(GIVEN DATA):
......

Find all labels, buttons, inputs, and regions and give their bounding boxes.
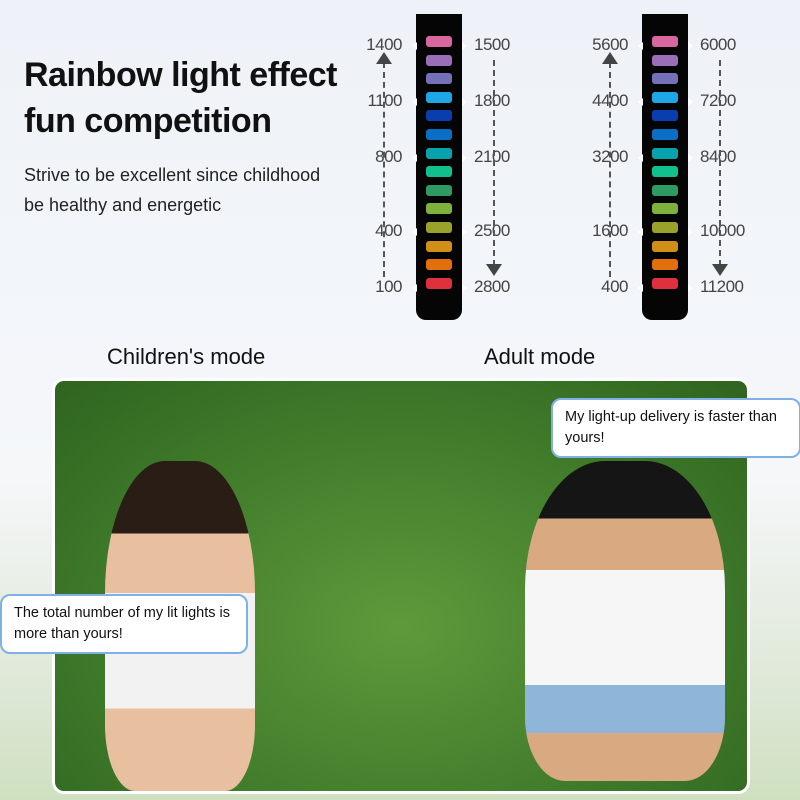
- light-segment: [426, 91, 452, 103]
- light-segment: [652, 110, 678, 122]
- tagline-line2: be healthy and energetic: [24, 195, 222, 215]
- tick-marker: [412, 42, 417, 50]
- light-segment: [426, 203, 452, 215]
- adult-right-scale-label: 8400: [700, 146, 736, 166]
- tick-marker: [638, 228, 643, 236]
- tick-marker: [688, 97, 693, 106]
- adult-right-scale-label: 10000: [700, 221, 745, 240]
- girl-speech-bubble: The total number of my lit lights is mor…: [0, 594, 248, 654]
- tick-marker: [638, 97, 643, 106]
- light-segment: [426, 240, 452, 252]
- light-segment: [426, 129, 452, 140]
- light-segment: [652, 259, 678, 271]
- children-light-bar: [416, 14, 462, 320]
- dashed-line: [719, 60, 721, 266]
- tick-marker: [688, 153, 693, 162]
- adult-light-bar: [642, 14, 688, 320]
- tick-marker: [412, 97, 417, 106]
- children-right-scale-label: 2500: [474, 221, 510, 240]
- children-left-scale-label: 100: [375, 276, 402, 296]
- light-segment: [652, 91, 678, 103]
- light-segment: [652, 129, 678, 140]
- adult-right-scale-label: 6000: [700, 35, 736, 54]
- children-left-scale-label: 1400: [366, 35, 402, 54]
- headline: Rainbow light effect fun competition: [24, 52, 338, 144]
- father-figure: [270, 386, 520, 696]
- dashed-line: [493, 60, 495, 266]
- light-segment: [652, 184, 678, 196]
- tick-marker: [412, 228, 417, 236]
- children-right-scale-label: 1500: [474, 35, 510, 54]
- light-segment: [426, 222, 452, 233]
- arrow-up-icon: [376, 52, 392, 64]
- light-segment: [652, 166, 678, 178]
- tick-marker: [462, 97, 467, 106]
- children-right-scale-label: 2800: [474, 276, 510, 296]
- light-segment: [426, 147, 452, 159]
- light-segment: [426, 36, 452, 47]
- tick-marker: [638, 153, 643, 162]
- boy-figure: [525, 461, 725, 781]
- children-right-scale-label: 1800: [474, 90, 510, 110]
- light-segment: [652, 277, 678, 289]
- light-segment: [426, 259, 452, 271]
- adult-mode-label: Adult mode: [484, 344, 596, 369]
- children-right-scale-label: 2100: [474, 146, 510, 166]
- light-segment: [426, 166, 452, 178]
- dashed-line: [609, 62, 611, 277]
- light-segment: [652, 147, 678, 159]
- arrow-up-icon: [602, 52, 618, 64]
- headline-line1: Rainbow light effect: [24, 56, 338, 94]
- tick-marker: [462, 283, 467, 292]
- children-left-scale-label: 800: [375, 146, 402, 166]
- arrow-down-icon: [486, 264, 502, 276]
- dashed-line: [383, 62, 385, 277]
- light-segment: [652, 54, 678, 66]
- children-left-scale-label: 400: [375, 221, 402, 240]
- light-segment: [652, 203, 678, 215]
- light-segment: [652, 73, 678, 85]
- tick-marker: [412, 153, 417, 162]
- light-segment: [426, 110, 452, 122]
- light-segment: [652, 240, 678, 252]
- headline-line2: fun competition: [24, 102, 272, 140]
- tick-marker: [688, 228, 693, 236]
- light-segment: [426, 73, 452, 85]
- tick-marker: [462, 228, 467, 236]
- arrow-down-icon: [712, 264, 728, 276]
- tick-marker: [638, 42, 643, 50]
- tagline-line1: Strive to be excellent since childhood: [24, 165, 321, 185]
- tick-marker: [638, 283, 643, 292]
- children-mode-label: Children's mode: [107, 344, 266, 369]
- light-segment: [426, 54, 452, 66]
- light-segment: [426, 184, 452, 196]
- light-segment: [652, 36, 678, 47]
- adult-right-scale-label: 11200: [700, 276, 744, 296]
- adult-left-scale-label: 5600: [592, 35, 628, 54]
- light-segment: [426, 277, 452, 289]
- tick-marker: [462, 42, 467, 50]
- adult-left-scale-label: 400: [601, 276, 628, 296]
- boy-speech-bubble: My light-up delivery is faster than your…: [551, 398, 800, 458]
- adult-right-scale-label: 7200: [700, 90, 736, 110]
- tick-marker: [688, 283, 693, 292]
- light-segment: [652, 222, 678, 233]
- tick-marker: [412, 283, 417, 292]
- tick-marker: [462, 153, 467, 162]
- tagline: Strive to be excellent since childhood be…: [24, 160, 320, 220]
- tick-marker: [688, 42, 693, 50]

......

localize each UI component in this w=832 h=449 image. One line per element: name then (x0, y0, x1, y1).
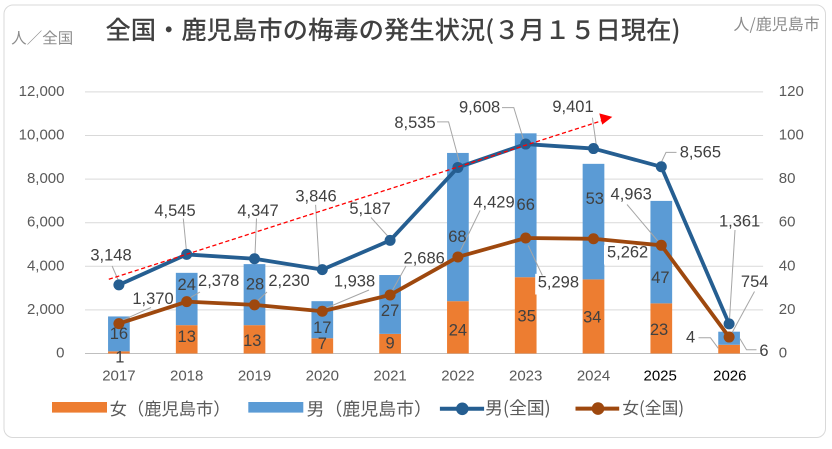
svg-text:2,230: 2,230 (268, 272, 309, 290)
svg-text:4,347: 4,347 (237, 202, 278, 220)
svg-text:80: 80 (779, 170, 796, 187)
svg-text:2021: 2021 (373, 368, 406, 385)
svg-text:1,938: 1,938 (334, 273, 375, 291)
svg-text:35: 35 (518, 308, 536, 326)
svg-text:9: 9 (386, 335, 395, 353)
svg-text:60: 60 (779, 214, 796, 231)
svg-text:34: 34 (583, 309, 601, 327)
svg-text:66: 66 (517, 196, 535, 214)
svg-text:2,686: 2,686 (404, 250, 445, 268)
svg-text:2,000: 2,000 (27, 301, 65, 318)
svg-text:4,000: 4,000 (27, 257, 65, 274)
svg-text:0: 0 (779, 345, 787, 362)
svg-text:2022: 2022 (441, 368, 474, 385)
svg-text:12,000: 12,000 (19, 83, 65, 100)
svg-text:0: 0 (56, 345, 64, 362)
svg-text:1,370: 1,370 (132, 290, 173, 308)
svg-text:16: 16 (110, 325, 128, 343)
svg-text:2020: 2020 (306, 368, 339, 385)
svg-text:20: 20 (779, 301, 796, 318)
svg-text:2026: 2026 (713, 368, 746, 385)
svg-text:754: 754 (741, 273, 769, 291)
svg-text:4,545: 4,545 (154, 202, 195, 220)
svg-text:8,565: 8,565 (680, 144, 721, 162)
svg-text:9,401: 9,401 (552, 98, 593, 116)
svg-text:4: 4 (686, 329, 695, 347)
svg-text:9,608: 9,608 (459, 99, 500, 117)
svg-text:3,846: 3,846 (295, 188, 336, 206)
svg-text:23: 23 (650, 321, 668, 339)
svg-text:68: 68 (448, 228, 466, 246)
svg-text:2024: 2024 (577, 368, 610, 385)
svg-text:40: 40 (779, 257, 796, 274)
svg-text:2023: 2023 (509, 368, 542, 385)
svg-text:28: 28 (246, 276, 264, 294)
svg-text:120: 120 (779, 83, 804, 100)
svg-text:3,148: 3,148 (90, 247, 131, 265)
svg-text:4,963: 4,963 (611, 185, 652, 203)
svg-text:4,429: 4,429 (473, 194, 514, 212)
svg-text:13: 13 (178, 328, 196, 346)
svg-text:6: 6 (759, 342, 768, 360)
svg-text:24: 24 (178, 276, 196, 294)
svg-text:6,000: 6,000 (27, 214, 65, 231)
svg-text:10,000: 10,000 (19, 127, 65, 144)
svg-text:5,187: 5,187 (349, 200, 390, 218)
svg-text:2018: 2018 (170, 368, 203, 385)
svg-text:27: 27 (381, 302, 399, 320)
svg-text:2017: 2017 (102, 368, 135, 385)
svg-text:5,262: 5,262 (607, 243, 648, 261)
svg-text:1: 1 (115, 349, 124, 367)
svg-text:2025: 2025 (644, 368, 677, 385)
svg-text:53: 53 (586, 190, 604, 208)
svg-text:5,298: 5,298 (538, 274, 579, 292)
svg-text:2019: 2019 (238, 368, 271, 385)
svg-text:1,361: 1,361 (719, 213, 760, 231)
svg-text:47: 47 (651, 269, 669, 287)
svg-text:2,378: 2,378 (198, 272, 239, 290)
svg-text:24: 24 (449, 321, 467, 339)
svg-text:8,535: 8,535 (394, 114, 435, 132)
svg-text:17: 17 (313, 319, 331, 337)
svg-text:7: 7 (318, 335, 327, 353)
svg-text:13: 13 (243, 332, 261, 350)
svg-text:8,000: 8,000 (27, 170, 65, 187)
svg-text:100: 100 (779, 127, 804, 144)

......

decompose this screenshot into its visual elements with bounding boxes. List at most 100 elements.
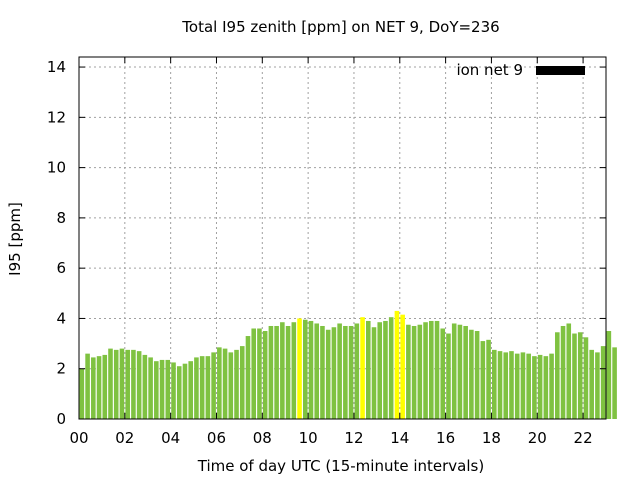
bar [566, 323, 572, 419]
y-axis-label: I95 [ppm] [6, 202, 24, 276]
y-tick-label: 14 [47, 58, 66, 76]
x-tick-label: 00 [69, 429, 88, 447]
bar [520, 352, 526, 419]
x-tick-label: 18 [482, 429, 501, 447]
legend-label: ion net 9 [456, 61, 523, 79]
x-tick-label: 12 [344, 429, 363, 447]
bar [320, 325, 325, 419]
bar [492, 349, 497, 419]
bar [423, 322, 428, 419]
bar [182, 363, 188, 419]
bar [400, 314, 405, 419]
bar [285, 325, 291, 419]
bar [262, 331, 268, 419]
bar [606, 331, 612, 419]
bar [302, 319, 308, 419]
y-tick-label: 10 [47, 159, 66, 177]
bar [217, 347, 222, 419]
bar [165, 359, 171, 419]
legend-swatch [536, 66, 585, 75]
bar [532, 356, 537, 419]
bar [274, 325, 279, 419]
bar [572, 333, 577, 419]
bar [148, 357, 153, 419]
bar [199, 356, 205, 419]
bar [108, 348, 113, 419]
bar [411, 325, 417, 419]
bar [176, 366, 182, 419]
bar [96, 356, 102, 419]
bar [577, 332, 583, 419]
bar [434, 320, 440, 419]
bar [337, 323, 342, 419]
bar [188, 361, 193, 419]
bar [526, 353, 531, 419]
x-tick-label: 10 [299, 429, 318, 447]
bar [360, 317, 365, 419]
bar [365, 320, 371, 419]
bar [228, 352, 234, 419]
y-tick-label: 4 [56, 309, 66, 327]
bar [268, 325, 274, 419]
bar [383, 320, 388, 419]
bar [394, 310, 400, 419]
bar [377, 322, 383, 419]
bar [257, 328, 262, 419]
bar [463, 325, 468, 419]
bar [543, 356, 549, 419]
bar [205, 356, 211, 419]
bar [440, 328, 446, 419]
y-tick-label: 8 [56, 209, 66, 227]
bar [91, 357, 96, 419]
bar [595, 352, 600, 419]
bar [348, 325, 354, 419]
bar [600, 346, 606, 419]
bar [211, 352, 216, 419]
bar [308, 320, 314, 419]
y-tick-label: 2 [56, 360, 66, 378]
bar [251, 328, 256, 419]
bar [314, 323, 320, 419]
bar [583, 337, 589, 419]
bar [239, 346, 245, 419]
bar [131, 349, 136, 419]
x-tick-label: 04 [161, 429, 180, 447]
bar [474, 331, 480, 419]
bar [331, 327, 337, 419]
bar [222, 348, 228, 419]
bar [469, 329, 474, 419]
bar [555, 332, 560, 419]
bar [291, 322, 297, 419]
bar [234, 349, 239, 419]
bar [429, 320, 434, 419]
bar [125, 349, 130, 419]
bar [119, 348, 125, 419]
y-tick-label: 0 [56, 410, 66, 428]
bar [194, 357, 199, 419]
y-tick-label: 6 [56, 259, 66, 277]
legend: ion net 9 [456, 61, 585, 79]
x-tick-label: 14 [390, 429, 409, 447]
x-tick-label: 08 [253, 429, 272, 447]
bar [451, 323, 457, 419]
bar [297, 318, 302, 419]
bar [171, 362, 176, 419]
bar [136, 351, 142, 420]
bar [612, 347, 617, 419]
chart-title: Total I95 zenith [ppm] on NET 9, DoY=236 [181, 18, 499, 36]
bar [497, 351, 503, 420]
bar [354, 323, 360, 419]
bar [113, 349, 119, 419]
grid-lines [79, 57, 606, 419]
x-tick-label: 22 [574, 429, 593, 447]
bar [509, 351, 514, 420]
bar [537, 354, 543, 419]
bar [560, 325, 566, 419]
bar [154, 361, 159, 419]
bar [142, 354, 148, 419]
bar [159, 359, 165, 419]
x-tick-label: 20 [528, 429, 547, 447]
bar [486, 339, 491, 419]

......

(TASK INSTRUCTIONS): Please render the part that opens with the line containing "svg-text:2,230: 2,230 (268, 272, 309, 290)" and closes with the line containing "svg-text:16: 16 (110, 325, 128, 343)", both included, as a numbered list with blank lines left out.

(FULL ANSWER):
1. svg-text:2,230: 2,230 (268, 272, 309, 290)
2. svg-text:4,347: 4,347 (237, 202, 278, 220)
3. svg-text:80: 80 (779, 170, 796, 187)
4. svg-text:2021: 2021 (373, 368, 406, 385)
5. svg-text:1,938: 1,938 (334, 273, 375, 291)
6. svg-text:35: 35 (518, 308, 536, 326)
7. svg-text:9: 9 (386, 335, 395, 353)
8. svg-text:60: 60 (779, 214, 796, 231)
9. svg-text:34: 34 (583, 309, 601, 327)
10. svg-text:66: 66 (517, 196, 535, 214)
11. svg-text:2,686: 2,686 (404, 250, 445, 268)
12. svg-text:2,000: 2,000 (27, 301, 65, 318)
13. svg-text:4,000: 4,000 (27, 257, 65, 274)
14. svg-text:0: 0 (779, 345, 787, 362)
15. svg-text:2022: 2022 (441, 368, 474, 385)
16. svg-text:12,000: 12,000 (19, 83, 65, 100)
17. svg-text:0: 0 (56, 345, 64, 362)
18. svg-text:1,370: 1,370 (132, 290, 173, 308)
19. svg-text:16: 16 (110, 325, 128, 343)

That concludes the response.